### MATERIAL FOR THE TASK
○ ○ ○ ○ ○
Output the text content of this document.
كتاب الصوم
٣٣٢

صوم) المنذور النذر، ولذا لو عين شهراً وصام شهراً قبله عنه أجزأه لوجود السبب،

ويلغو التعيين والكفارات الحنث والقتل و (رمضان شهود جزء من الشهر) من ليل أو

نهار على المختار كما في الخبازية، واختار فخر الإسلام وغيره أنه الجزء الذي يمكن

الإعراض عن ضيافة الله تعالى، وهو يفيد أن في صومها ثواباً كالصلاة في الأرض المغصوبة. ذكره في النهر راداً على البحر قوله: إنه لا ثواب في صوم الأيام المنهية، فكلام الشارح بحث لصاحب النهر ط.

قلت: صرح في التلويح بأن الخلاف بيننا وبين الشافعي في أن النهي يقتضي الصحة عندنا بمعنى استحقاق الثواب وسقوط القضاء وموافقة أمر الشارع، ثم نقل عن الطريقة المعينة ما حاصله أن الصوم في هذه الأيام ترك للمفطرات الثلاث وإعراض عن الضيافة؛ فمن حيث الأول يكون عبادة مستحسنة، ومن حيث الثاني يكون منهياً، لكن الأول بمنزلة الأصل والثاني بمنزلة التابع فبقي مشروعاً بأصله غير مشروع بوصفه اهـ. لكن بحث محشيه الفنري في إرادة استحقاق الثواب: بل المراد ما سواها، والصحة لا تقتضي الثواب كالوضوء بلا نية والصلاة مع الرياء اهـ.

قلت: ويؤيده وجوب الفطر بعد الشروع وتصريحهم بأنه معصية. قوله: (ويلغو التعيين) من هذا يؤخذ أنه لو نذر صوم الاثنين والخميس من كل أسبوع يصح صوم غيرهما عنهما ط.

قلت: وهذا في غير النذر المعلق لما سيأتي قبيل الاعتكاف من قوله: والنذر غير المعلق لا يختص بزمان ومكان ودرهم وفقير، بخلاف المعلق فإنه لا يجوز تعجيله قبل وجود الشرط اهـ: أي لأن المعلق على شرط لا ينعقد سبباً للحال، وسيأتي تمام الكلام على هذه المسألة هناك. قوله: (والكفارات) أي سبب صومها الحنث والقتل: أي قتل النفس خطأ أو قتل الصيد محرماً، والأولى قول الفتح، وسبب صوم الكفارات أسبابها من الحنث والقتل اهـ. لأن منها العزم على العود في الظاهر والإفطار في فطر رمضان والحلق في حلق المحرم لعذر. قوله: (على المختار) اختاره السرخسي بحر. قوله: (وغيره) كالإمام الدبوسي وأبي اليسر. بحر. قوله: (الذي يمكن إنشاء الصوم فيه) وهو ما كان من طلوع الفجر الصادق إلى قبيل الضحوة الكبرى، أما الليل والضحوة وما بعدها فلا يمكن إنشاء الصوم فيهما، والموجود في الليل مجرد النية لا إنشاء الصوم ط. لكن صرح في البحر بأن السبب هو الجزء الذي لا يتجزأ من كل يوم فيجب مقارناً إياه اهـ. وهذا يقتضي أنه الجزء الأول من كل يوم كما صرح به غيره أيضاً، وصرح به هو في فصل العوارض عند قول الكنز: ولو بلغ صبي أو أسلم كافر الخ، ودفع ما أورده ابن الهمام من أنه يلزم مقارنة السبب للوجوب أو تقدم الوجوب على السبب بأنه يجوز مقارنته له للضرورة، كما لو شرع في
○ ○ ○ ○ ○
Examine the entries and report how many of their lines contain the string "ويلغو", giving no more than the number.

2